Start RECORDS SHOWN
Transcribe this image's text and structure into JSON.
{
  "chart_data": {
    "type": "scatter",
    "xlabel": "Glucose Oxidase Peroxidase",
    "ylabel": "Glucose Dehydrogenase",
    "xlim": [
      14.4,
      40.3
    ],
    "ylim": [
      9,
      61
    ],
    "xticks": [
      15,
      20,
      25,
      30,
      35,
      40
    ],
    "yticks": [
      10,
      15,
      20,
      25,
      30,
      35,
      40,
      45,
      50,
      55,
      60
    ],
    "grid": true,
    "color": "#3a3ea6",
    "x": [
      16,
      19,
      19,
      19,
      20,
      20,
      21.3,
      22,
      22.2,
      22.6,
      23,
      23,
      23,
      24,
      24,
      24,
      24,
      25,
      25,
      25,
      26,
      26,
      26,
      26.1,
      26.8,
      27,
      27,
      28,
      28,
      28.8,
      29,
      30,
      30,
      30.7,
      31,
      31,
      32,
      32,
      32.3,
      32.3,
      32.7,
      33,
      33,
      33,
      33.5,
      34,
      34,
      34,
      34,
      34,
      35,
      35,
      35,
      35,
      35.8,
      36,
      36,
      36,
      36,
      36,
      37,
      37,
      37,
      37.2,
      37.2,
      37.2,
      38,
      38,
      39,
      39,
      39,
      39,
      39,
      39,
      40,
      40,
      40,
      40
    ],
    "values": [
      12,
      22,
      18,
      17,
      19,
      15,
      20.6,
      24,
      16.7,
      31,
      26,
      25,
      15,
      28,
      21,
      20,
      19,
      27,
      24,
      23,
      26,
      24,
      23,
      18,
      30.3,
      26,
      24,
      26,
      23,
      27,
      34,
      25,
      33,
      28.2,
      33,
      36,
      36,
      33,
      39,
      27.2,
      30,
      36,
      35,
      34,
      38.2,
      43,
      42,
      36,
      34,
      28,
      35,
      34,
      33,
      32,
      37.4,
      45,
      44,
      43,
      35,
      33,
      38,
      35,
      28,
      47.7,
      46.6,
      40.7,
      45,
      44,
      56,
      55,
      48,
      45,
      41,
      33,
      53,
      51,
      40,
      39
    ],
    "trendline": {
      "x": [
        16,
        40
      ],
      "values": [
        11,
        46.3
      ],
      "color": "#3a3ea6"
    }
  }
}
End RECORDS SHOWN
Start RECORDS SHOWN
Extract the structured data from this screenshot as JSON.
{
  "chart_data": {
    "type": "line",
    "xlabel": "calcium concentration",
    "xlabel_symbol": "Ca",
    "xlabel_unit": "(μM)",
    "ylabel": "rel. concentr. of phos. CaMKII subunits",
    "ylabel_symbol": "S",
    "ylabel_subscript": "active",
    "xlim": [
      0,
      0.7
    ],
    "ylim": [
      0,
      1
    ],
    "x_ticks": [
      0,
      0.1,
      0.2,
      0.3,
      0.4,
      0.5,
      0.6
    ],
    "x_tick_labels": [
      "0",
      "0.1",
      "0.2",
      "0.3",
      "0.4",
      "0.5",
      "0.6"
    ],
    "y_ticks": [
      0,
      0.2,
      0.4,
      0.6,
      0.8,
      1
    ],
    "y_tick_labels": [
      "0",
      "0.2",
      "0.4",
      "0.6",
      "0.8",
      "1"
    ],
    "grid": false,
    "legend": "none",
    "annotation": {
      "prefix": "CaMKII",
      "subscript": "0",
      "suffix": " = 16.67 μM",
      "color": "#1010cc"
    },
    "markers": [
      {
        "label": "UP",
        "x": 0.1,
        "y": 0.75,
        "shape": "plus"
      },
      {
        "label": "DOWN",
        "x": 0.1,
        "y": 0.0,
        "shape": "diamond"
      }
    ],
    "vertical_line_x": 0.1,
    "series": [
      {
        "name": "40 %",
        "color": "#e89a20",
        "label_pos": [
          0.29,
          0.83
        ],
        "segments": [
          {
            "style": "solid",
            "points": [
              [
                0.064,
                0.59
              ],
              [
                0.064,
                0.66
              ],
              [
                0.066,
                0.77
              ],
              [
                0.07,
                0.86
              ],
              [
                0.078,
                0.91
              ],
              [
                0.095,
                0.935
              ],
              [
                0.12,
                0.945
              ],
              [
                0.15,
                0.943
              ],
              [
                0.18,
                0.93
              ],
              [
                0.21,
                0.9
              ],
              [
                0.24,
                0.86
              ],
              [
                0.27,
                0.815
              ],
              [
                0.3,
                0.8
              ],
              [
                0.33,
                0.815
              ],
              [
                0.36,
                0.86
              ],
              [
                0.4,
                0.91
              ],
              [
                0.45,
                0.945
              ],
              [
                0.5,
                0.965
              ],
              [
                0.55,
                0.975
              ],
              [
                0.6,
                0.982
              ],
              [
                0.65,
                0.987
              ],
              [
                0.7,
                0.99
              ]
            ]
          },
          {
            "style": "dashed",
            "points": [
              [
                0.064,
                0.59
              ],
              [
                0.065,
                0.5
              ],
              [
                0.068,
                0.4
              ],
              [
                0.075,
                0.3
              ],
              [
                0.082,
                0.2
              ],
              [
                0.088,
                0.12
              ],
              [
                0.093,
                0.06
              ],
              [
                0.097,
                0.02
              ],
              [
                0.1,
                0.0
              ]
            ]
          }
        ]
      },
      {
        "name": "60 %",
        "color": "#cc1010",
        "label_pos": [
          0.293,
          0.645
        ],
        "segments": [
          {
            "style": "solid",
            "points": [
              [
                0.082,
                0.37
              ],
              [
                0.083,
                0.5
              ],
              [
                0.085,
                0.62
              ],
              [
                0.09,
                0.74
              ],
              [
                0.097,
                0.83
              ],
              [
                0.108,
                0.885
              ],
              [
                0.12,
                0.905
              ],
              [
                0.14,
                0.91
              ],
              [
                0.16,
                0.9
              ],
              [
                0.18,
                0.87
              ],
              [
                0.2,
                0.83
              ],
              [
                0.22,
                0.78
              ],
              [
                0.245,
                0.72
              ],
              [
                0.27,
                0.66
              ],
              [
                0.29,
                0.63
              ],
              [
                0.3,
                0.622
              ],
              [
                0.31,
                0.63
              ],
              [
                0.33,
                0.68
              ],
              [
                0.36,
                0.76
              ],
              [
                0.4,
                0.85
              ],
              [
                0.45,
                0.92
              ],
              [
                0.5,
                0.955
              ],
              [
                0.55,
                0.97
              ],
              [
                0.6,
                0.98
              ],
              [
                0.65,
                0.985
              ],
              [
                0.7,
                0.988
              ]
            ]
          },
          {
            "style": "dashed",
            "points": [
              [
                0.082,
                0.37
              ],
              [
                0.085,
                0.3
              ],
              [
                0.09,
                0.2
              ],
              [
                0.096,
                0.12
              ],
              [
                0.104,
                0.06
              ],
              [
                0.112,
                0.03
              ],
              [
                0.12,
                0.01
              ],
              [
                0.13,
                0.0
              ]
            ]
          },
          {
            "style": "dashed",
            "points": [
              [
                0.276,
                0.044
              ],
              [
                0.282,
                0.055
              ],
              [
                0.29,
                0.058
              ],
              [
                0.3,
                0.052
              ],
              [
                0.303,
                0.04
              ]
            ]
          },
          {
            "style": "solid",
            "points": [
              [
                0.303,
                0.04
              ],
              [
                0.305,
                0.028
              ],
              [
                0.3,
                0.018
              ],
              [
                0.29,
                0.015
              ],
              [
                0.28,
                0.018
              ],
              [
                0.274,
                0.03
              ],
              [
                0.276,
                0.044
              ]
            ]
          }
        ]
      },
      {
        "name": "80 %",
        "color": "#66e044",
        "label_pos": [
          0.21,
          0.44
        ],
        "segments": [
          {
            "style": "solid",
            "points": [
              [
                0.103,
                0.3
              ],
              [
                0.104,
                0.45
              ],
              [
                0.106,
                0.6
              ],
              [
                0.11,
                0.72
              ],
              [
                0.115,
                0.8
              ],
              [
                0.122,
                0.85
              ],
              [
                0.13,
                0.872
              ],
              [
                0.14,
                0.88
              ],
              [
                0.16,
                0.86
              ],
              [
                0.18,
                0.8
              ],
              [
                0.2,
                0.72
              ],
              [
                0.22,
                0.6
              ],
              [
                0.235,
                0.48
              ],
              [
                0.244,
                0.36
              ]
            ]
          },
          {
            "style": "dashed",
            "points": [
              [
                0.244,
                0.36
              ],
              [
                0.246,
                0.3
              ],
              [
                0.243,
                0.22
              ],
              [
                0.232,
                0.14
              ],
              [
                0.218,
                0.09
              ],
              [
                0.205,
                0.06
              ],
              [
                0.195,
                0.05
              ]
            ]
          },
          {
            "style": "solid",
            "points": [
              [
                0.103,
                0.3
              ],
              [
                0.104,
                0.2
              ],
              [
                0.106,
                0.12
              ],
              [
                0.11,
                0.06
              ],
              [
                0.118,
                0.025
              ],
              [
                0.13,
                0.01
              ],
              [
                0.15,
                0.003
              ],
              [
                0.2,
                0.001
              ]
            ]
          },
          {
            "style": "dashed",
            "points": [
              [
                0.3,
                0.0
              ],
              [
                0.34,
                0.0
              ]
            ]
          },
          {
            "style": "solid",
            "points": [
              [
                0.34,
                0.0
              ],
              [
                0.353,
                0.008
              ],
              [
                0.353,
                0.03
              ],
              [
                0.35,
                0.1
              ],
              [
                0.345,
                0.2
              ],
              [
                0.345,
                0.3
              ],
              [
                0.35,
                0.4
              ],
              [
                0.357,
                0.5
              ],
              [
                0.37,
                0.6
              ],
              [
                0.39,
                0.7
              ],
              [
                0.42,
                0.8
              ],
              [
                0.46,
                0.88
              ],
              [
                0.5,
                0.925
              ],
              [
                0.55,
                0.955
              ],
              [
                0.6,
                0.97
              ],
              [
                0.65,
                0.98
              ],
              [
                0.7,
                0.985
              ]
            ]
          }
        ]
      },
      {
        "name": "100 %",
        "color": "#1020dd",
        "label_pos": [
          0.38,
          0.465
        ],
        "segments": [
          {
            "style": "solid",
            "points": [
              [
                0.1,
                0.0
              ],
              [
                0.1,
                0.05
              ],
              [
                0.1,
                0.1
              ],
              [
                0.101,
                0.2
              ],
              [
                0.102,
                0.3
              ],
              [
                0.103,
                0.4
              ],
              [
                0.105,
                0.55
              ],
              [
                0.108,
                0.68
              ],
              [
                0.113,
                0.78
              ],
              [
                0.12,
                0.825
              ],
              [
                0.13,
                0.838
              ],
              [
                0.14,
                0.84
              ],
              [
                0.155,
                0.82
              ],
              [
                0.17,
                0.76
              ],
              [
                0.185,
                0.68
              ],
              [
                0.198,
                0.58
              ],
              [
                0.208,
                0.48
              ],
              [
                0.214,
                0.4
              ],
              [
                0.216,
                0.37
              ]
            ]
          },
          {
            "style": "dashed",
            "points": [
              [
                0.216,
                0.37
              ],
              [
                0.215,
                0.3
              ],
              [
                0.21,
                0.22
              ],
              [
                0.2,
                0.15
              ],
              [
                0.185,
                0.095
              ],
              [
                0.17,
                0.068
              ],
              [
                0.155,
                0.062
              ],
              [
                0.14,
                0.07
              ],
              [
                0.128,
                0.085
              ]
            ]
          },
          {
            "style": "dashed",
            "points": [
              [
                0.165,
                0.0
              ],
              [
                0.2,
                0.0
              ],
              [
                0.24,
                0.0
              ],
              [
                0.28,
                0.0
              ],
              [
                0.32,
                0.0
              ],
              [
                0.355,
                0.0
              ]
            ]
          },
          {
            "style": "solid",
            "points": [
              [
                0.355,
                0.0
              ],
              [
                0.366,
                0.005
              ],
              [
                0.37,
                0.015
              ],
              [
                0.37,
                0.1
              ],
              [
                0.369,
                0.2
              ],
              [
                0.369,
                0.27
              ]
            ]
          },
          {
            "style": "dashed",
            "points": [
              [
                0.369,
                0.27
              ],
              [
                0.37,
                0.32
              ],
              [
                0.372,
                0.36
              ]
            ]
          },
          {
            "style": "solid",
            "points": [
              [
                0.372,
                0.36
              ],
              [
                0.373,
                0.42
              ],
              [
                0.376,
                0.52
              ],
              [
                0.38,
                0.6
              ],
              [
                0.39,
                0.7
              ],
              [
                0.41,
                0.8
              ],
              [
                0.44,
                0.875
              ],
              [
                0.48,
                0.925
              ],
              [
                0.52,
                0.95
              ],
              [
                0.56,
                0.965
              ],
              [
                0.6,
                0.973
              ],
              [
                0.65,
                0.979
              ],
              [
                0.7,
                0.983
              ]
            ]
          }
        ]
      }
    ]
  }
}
End RECORDS SHOWN
TASK BRIEF. Filter the entries down to the lines with the word "this" in them.

EXERCISE SOLUTION.
Transcribe this image's text and structure into JSON.
Extract the structured data from this screenshot as JSON.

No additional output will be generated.